■ PROBLEM TO WORK ON: Find every line in the records below that holds the word "brand" and copy it.

----- DATA FOR THIS EXERCISE -----

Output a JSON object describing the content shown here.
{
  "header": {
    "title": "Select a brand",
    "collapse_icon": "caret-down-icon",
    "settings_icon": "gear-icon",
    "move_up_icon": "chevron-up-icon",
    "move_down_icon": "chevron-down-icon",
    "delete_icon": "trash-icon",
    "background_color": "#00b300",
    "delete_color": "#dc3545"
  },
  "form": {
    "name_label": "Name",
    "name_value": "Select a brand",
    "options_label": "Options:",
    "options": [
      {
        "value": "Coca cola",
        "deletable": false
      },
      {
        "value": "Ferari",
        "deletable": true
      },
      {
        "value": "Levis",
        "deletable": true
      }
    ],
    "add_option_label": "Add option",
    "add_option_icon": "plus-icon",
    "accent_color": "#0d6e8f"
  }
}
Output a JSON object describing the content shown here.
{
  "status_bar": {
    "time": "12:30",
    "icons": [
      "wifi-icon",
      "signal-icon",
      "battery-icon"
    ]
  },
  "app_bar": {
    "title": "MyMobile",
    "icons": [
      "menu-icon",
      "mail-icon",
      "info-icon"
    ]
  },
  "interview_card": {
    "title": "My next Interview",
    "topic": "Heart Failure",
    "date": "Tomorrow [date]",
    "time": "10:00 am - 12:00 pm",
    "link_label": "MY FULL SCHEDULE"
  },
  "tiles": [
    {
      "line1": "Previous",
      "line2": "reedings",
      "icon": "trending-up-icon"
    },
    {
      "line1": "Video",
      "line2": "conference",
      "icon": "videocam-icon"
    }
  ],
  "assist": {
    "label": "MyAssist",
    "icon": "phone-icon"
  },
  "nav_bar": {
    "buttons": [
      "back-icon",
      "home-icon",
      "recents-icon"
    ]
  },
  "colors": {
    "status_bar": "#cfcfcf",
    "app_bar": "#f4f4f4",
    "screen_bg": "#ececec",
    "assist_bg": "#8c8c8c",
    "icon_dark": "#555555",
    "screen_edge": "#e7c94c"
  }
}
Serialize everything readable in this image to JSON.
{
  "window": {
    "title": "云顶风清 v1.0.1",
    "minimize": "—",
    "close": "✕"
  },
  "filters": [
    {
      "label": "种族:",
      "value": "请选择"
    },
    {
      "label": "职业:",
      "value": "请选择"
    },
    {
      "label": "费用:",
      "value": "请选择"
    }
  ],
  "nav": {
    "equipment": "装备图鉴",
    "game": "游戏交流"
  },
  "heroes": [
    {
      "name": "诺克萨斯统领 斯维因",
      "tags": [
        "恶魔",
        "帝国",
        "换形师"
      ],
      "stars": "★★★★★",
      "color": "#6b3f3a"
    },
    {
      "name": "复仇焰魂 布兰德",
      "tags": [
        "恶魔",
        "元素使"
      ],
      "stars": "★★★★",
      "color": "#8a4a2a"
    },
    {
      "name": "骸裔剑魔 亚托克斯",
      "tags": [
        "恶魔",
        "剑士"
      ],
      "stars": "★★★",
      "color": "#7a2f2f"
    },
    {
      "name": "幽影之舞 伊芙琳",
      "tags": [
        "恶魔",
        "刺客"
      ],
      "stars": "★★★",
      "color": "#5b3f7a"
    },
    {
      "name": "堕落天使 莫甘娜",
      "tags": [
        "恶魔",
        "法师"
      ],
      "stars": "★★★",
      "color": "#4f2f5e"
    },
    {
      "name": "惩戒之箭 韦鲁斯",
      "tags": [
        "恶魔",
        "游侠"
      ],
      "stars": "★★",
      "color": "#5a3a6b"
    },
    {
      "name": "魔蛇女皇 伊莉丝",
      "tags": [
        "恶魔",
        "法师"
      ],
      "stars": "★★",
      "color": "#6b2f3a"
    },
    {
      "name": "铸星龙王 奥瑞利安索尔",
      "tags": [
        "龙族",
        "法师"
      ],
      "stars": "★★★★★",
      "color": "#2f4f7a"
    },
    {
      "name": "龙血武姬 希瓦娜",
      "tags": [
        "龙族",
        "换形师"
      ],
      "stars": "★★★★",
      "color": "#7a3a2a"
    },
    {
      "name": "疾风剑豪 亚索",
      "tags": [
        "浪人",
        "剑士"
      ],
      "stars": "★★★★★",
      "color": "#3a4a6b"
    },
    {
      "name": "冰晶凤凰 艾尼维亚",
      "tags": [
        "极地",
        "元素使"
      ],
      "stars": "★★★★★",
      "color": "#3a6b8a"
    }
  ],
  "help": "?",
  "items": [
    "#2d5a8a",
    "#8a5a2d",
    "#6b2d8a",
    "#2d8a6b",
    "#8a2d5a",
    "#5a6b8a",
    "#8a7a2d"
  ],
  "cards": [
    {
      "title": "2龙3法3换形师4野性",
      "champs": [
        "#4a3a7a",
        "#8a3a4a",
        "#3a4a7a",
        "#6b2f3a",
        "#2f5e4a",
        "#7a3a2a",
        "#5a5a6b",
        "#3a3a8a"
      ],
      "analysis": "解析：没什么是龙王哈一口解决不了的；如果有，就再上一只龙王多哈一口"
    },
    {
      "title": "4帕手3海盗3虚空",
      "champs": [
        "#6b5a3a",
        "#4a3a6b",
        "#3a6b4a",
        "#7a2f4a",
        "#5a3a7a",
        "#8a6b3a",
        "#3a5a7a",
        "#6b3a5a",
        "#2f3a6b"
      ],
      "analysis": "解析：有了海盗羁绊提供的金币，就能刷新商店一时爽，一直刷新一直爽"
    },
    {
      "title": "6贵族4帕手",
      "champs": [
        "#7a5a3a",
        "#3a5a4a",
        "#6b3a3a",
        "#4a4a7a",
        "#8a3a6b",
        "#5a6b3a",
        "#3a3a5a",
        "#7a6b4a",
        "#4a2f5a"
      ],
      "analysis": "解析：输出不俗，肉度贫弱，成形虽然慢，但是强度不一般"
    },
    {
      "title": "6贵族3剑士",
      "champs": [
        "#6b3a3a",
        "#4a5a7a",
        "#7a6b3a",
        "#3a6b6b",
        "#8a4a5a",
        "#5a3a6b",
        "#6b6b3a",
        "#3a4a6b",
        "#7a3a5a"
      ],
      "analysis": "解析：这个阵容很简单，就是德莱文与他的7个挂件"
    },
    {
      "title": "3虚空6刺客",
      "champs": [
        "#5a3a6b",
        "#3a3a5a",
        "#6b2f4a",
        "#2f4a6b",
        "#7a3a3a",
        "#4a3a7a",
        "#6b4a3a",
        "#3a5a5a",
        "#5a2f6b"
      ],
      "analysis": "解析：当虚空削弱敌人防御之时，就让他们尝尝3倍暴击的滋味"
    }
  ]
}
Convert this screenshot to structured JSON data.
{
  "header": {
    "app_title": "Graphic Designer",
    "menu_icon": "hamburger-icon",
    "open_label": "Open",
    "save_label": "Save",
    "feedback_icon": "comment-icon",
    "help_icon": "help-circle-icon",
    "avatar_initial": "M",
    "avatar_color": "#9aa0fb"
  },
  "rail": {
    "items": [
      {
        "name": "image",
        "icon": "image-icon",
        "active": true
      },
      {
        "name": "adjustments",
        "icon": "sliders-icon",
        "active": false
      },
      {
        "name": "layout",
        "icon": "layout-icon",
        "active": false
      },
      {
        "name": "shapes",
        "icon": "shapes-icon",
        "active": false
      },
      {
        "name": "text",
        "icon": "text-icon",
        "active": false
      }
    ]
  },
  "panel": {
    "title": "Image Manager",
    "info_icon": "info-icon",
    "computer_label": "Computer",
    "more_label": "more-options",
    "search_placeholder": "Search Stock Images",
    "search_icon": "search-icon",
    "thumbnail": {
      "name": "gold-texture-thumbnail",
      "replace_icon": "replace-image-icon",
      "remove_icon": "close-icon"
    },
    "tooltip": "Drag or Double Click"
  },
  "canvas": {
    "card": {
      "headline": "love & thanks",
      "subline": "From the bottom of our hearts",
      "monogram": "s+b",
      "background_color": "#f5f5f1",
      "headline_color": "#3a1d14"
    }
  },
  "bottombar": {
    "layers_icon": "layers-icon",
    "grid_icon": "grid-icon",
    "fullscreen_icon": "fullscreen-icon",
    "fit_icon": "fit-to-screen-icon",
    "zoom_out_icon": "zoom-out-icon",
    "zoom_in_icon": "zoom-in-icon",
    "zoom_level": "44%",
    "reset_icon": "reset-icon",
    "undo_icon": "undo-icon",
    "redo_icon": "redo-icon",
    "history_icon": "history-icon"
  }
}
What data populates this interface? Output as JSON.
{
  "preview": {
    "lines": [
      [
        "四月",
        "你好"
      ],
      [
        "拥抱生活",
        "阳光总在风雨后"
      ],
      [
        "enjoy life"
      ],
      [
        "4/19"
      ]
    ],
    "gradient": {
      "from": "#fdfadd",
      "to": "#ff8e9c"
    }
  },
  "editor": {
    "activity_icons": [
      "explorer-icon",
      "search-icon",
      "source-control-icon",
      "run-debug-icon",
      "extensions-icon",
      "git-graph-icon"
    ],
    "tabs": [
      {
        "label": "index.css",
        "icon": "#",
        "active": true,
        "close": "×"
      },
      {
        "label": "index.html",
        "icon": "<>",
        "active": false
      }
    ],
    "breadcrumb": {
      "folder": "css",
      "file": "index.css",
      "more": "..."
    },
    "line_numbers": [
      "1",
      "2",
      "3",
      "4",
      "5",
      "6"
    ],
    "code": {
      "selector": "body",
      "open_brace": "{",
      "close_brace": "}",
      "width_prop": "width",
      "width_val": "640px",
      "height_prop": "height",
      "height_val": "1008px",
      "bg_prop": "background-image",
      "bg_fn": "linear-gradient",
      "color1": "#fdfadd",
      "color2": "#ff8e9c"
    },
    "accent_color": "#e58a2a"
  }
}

-----

■ WORKED SOLUTION:
    "title": "Select a brand",
    "name_value": "Select a brand",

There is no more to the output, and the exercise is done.